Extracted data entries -

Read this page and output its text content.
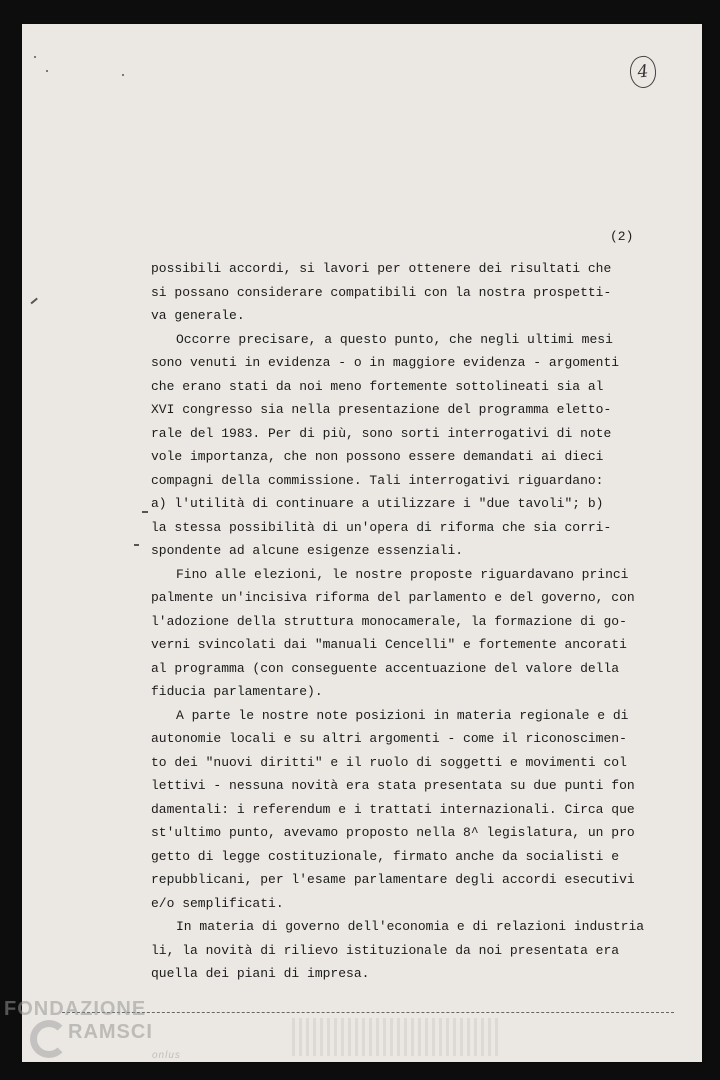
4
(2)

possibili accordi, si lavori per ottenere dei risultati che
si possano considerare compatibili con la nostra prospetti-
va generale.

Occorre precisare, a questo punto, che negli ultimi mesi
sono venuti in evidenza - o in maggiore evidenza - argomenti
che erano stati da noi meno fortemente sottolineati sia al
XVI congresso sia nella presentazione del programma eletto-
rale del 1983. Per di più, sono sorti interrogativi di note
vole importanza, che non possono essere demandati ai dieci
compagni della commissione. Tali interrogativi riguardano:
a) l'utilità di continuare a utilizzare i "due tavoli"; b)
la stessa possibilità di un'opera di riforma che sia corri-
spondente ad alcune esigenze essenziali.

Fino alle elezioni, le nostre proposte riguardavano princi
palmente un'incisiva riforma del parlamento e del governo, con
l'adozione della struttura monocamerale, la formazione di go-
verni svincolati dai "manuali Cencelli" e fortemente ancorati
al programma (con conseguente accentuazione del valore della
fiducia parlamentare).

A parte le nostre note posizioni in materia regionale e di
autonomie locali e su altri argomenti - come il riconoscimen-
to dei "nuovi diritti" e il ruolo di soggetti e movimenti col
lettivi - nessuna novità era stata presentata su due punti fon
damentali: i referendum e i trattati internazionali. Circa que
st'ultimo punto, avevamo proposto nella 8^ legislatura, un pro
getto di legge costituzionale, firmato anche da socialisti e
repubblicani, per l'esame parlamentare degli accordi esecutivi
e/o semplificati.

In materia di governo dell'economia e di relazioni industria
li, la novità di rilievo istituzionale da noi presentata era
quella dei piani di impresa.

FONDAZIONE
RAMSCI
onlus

PROBLEM -
Make an exact copy of the records shown above, without the pictures.

TASK ANSWER -
Read this page and output its text content.
4
(2)

possibili accordi, si lavori per ottenere dei risultati che
si possano considerare compatibili con la nostra prospetti-
va generale.

Occorre precisare, a questo punto, che negli ultimi mesi
sono venuti in evidenza - o in maggiore evidenza - argomenti
che erano stati da noi meno fortemente sottolineati sia al
XVI congresso sia nella presentazione del programma eletto-
rale del 1983. Per di più, sono sorti interrogativi di note
vole importanza, che non possono essere demandati ai dieci
compagni della commissione. Tali interrogativi riguardano:
a) l'utilità di continuare a utilizzare i "due tavoli"; b)
la stessa possibilità di un'opera di riforma che sia corri-
spondente ad alcune esigenze essenziali.

Fino alle elezioni, le nostre proposte riguardavano princi
palmente un'incisiva riforma del parlamento e del governo, con
l'adozione della struttura monocamerale, la formazione di go-
verni svincolati dai "manuali Cencelli" e fortemente ancorati
al programma (con conseguente accentuazione del valore della
fiducia parlamentare).

A parte le nostre note posizioni in materia regionale e di
autonomie locali e su altri argomenti - come il riconoscimen-
to dei "nuovi diritti" e il ruolo di soggetti e movimenti col
lettivi - nessuna novità era stata presentata su due punti fon
damentali: i referendum e i trattati internazionali. Circa que
st'ultimo punto, avevamo proposto nella 8^ legislatura, un pro
getto di legge costituzionale, firmato anche da socialisti e
repubblicani, per l'esame parlamentare degli accordi esecutivi
e/o semplificati.

In materia di governo dell'economia e di relazioni industria
li, la novità di rilievo istituzionale da noi presentata era
quella dei piani di impresa.

FONDAZIONE
RAMSCI
onlus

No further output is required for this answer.